Leave out the pictures and copy every record exactly.

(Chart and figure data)
-- -- --
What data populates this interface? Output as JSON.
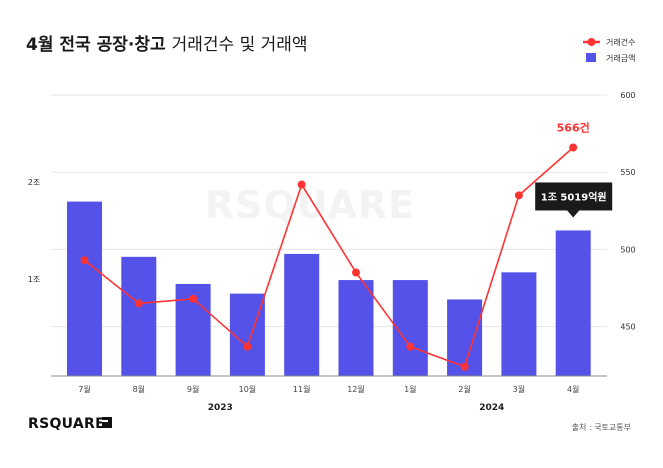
{
  "title_bold": "4월 전국 공장·창고",
  "title_regular": "거래건수 및 거래액",
  "source": "출처 : 국토교통부",
  "logo_text": "RSQUARE",
  "watermark_text": "RSQUARE",
  "colors": {
    "bar": "#5452E8",
    "line": "#FF3333",
    "tooltip_bg": "#1A1A1A"
  },
  "chart_data": {
    "type": "bar+line",
    "categories": [
      "7월",
      "8월",
      "9월",
      "10월",
      "11월",
      "12월",
      "1월",
      "2월",
      "3월",
      "4월"
    ],
    "year_labels": [
      {
        "label": "2023",
        "from": 0,
        "to": 5
      },
      {
        "label": "2024",
        "from": 6,
        "to": 9
      }
    ],
    "series": [
      {
        "name": "거래금액",
        "type": "bar",
        "axis": "left",
        "unit": "조원",
        "values": [
          1.8,
          1.23,
          0.95,
          0.85,
          1.26,
          0.99,
          0.99,
          0.79,
          1.07,
          1.5019
        ]
      },
      {
        "name": "거래건수",
        "type": "line",
        "axis": "right",
        "unit": "건",
        "values": [
          493,
          465,
          468,
          437,
          542,
          485,
          437,
          424,
          535,
          566
        ]
      }
    ],
    "left_axis": {
      "ticks": [
        {
          "value": 1,
          "label": "1조"
        },
        {
          "value": 2,
          "label": "2조"
        }
      ],
      "ylim": [
        0,
        2.9
      ]
    },
    "right_axis": {
      "ticks": [
        450,
        500,
        550,
        600
      ],
      "ylim": [
        418,
        600
      ]
    },
    "annotations": {
      "line_last_label": "566건",
      "bar_last_tooltip": "1조 5019억원"
    },
    "legend": {
      "position": "top-right",
      "items": [
        "거래건수",
        "거래금액"
      ]
    },
    "grid": true
  }
}
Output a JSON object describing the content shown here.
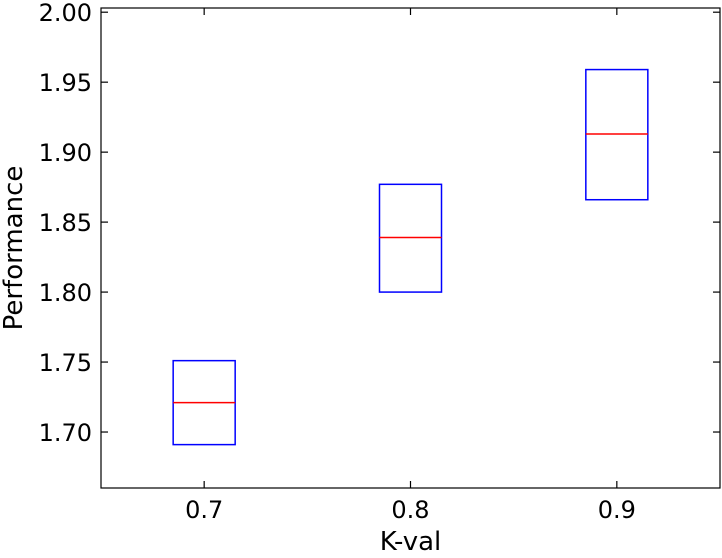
{
  "chart_data": {
    "type": "box",
    "title": "",
    "xlabel": "K-val",
    "ylabel": "Performance",
    "categories": [
      "0.7",
      "0.8",
      "0.9"
    ],
    "boxes": [
      {
        "category": "0.7",
        "q1": 1.691,
        "median": 1.721,
        "q3": 1.751
      },
      {
        "category": "0.8",
        "q1": 1.8,
        "median": 1.839,
        "q3": 1.877
      },
      {
        "category": "0.9",
        "q1": 1.866,
        "median": 1.913,
        "q3": 1.959
      }
    ],
    "x_ticks": [
      "0.7",
      "0.8",
      "0.9"
    ],
    "x_tick_values": [
      0.7,
      0.8,
      0.9
    ],
    "xlim": [
      0.65,
      0.95
    ],
    "y_ticks": [
      "1.70",
      "1.75",
      "1.80",
      "1.85",
      "1.90",
      "1.95",
      "2.00"
    ],
    "y_tick_values": [
      1.7,
      1.75,
      1.8,
      1.85,
      1.9,
      1.95,
      2.0
    ],
    "ylim": [
      1.66,
      2.003
    ],
    "grid": false,
    "legend": "none",
    "box_color": "#0000ff",
    "median_color": "#ff0000",
    "axis_color": "#000000"
  }
}
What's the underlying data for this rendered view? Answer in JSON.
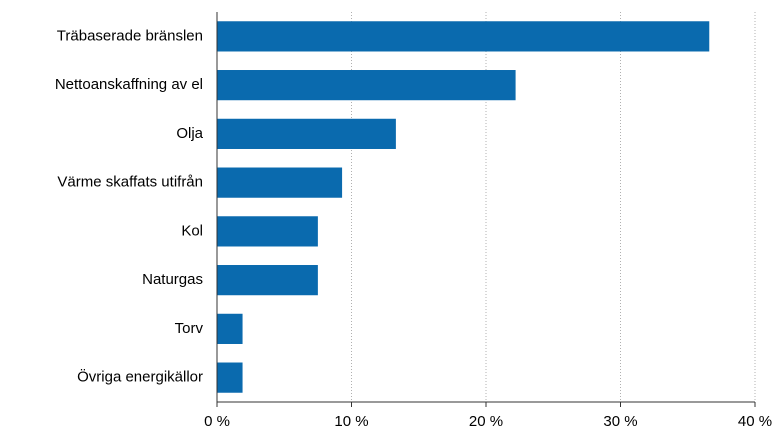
{
  "chart_data": {
    "type": "bar",
    "orientation": "horizontal",
    "categories": [
      "Träbaserade bränslen",
      "Nettoanskaffning av el",
      "Olja",
      "Värme skaffats utifrån",
      "Kol",
      "Naturgas",
      "Torv",
      "Övriga energikällor"
    ],
    "values": [
      36.6,
      22.2,
      13.3,
      9.3,
      7.5,
      7.5,
      1.9,
      1.9
    ],
    "color": "#0a6aae",
    "xlim": [
      0,
      40
    ],
    "xticks": [
      {
        "value": 0,
        "label": "0 %"
      },
      {
        "value": 10,
        "label": "10 %"
      },
      {
        "value": 20,
        "label": "20 %"
      },
      {
        "value": 30,
        "label": "30 %"
      },
      {
        "value": 40,
        "label": "40 %"
      }
    ],
    "grid": true
  }
}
-- -- --
▸ Full output
What data populates this interface? Output as JSON.
{
  "title_bold": "4월 전국 공장·창고",
  "title_regular": "거래건수 및 거래액",
  "source": "출처 : 국토교통부",
  "logo_text": "RSQUARE",
  "watermark_text": "RSQUARE",
  "colors": {
    "bar": "#5452E8",
    "line": "#FF3333",
    "tooltip_bg": "#1A1A1A"
  },
  "chart_data": {
    "type": "bar+line",
    "categories": [
      "7월",
      "8월",
      "9월",
      "10월",
      "11월",
      "12월",
      "1월",
      "2월",
      "3월",
      "4월"
    ],
    "year_labels": [
      {
        "label": "2023",
        "from": 0,
        "to": 5
      },
      {
        "label": "2024",
        "from": 6,
        "to": 9
      }
    ],
    "series": [
      {
        "name": "거래금액",
        "type": "bar",
        "axis": "left",
        "unit": "조원",
        "values": [
          1.8,
          1.23,
          0.95,
          0.85,
          1.26,
          0.99,
          0.99,
          0.79,
          1.07,
          1.5019
        ]
      },
      {
        "name": "거래건수",
        "type": "line",
        "axis": "right",
        "unit": "건",
        "values": [
          493,
          465,
          468,
          437,
          542,
          485,
          437,
          424,
          535,
          566
        ]
      }
    ],
    "left_axis": {
      "ticks": [
        {
          "value": 1,
          "label": "1조"
        },
        {
          "value": 2,
          "label": "2조"
        }
      ],
      "ylim": [
        0,
        2.9
      ]
    },
    "right_axis": {
      "ticks": [
        450,
        500,
        550,
        600
      ],
      "ylim": [
        418,
        600
      ]
    },
    "annotations": {
      "line_last_label": "566건",
      "bar_last_tooltip": "1조 5019억원"
    },
    "legend": {
      "position": "top-right",
      "items": [
        "거래건수",
        "거래금액"
      ]
    },
    "grid": true
  }
}
Output a JSON object describing the content shown here.
{
  "chart_data": {
    "type": "box",
    "title": "",
    "xlabel": "K-val",
    "ylabel": "Performance",
    "categories": [
      "0.7",
      "0.8",
      "0.9"
    ],
    "boxes": [
      {
        "category": "0.7",
        "q1": 1.691,
        "median": 1.721,
        "q3": 1.751
      },
      {
        "category": "0.8",
        "q1": 1.8,
        "median": 1.839,
        "q3": 1.877
      },
      {
        "category": "0.9",
        "q1": 1.866,
        "median": 1.913,
        "q3": 1.959
      }
    ],
    "x_ticks": [
      "0.7",
      "0.8",
      "0.9"
    ],
    "x_tick_values": [
      0.7,
      0.8,
      0.9
    ],
    "xlim": [
      0.65,
      0.95
    ],
    "y_ticks": [
      "1.70",
      "1.75",
      "1.80",
      "1.85",
      "1.90",
      "1.95",
      "2.00"
    ],
    "y_tick_values": [
      1.7,
      1.75,
      1.8,
      1.85,
      1.9,
      1.95,
      2.0
    ],
    "ylim": [
      1.66,
      2.003
    ],
    "grid": false,
    "legend": "none",
    "box_color": "#0000ff",
    "median_color": "#ff0000",
    "axis_color": "#000000"
  }
}
What's the underlying data for this rendered view? Answer in JSON.
{
  "chart_data": {
    "type": "bar",
    "orientation": "horizontal",
    "categories": [
      "Träbaserade bränslen",
      "Nettoanskaffning av el",
      "Olja",
      "Värme skaffats utifrån",
      "Kol",
      "Naturgas",
      "Torv",
      "Övriga energikällor"
    ],
    "values": [
      36.6,
      22.2,
      13.3,
      9.3,
      7.5,
      7.5,
      1.9,
      1.9
    ],
    "color": "#0a6aae",
    "xlim": [
      0,
      40
    ],
    "xticks": [
      {
        "value": 0,
        "label": "0 %"
      },
      {
        "value": 10,
        "label": "10 %"
      },
      {
        "value": 20,
        "label": "20 %"
      },
      {
        "value": 30,
        "label": "30 %"
      },
      {
        "value": 40,
        "label": "40 %"
      }
    ],
    "grid": true
  }
}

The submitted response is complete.